=== RECORDS FOR THIS TASK ===
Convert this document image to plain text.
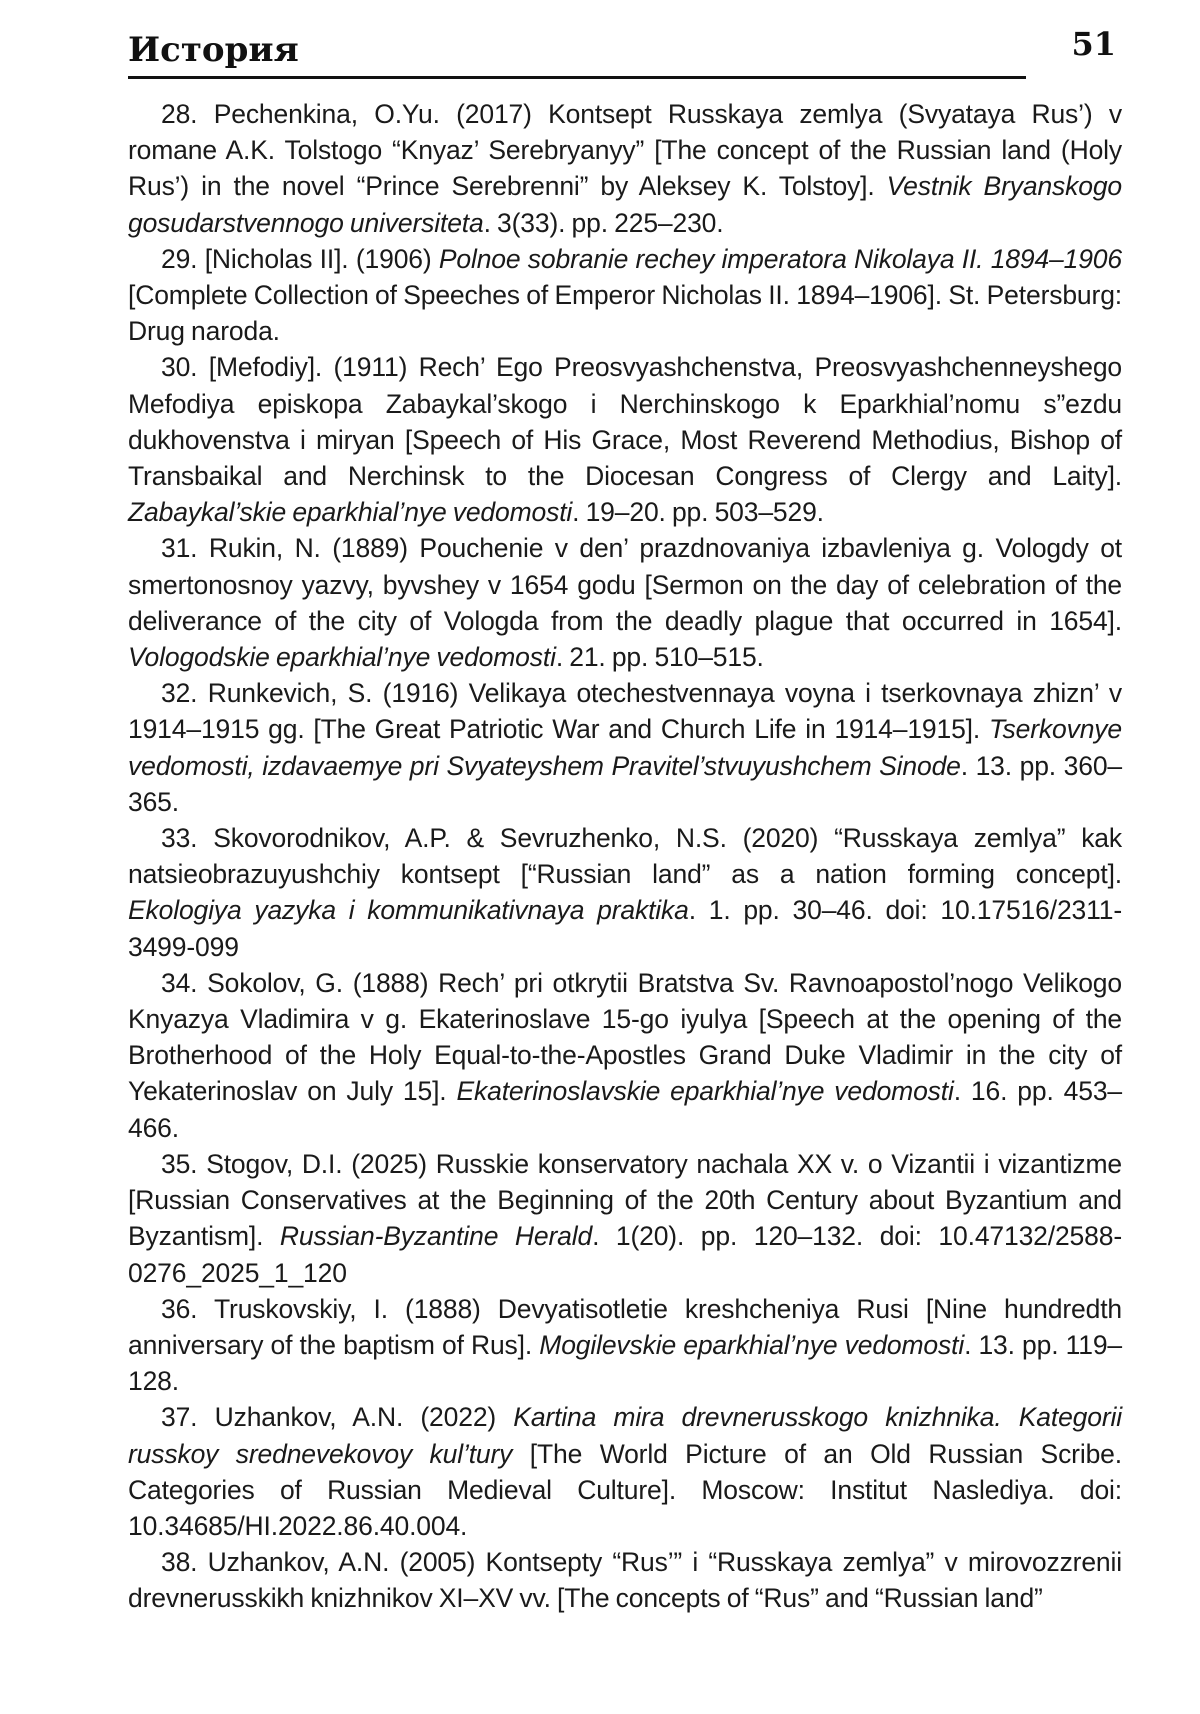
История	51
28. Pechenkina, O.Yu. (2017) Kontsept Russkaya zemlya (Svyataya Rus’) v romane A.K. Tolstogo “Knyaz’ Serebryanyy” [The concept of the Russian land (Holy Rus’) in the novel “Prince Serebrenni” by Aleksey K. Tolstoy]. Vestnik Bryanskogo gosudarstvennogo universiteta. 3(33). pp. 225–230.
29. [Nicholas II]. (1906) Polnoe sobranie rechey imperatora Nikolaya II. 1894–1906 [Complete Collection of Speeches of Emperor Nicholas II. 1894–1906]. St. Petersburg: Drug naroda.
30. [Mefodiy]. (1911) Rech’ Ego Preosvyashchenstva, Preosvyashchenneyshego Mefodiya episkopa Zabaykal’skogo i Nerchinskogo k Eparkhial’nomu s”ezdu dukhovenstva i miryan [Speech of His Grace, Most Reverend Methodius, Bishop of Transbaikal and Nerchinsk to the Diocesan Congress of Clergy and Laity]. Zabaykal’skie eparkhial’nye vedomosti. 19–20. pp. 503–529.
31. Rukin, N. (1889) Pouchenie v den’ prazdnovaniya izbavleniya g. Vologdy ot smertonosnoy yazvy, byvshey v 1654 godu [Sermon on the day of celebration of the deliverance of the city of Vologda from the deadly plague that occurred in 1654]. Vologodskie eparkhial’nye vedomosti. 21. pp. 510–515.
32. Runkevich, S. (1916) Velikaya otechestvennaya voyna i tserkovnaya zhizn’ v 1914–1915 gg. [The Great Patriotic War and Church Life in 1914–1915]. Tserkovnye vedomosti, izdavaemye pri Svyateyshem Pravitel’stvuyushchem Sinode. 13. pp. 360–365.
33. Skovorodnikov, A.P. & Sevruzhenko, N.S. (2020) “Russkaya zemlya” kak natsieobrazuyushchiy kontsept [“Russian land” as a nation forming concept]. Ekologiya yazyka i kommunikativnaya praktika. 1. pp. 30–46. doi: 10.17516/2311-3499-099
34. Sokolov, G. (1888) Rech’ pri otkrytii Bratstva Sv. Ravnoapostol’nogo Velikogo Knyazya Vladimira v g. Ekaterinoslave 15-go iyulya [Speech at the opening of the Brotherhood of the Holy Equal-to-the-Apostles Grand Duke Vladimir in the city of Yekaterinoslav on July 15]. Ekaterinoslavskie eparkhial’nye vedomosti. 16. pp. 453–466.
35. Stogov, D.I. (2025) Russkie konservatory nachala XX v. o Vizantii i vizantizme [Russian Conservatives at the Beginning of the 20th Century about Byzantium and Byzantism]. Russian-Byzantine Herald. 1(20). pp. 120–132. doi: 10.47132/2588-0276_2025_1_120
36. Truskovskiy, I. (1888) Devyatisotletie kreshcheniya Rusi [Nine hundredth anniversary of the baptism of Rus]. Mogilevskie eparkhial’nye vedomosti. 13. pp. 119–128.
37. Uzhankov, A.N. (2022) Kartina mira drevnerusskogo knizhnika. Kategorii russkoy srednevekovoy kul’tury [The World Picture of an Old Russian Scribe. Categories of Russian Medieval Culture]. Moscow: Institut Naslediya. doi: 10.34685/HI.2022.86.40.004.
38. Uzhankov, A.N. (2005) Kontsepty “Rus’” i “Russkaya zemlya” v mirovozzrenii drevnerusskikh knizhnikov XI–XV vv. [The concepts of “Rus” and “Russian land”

=== WHAT THIS TASK INVOLVES ===
Copy the listing exactly. Any image in it stays out of the copy.

=== THE COMPLETED TASK ===
Convert this document image to plain text.
История	51
28. Pechenkina, O.Yu. (2017) Kontsept Russkaya zemlya (Svyataya Rus’) v romane A.K. Tolstogo “Knyaz’ Serebryanyy” [The concept of the Russian land (Holy Rus’) in the novel “Prince Serebrenni” by Aleksey K. Tolstoy]. Vestnik Bryanskogo gosudarstvennogo universiteta. 3(33). pp. 225–230.
29. [Nicholas II]. (1906) Polnoe sobranie rechey imperatora Nikolaya II. 1894–1906 [Complete Collection of Speeches of Emperor Nicholas II. 1894–1906]. St. Petersburg: Drug naroda.
30. [Mefodiy]. (1911) Rech’ Ego Preosvyashchenstva, Preosvyashchenneyshego Mefodiya episkopa Zabaykal’skogo i Nerchinskogo k Eparkhial’nomu s”ezdu dukhovenstva i miryan [Speech of His Grace, Most Reverend Methodius, Bishop of Transbaikal and Nerchinsk to the Diocesan Congress of Clergy and Laity]. Zabaykal’skie eparkhial’nye vedomosti. 19–20. pp. 503–529.
31. Rukin, N. (1889) Pouchenie v den’ prazdnovaniya izbavleniya g. Vologdy ot smertonosnoy yazvy, byvshey v 1654 godu [Sermon on the day of celebration of the deliverance of the city of Vologda from the deadly plague that occurred in 1654]. Vologodskie eparkhial’nye vedomosti. 21. pp. 510–515.
32. Runkevich, S. (1916) Velikaya otechestvennaya voyna i tserkovnaya zhizn’ v 1914–1915 gg. [The Great Patriotic War and Church Life in 1914–1915]. Tserkovnye vedomosti, izdavaemye pri Svyateyshem Pravitel’stvuyushchem Sinode. 13. pp. 360–365.
33. Skovorodnikov, A.P. & Sevruzhenko, N.S. (2020) “Russkaya zemlya” kak natsieobrazuyushchiy kontsept [“Russian land” as a nation forming concept]. Ekologiya yazyka i kommunikativnaya praktika. 1. pp. 30–46. doi: 10.17516/2311-3499-099
34. Sokolov, G. (1888) Rech’ pri otkrytii Bratstva Sv. Ravnoapostol’nogo Velikogo Knyazya Vladimira v g. Ekaterinoslave 15-go iyulya [Speech at the opening of the Brotherhood of the Holy Equal-to-the-Apostles Grand Duke Vladimir in the city of Yekaterinoslav on July 15]. Ekaterinoslavskie eparkhial’nye vedomosti. 16. pp. 453–466.
35. Stogov, D.I. (2025) Russkie konservatory nachala XX v. o Vizantii i vizantizme [Russian Conservatives at the Beginning of the 20th Century about Byzantium and Byzantism]. Russian-Byzantine Herald. 1(20). pp. 120–132. doi: 10.47132/2588-0276_2025_1_120
36. Truskovskiy, I. (1888) Devyatisotletie kreshcheniya Rusi [Nine hundredth anniversary of the baptism of Rus]. Mogilevskie eparkhial’nye vedomosti. 13. pp. 119–128.
37. Uzhankov, A.N. (2022) Kartina mira drevnerusskogo knizhnika. Kategorii russkoy srednevekovoy kul’tury [The World Picture of an Old Russian Scribe. Categories of Russian Medieval Culture]. Moscow: Institut Naslediya. doi: 10.34685/HI.2022.86.40.004.
38. Uzhankov, A.N. (2005) Kontsepty “Rus’” i “Russkaya zemlya” v mirovozzrenii drevnerusskikh knizhnikov XI–XV vv. [The concepts of “Rus” and “Russian land”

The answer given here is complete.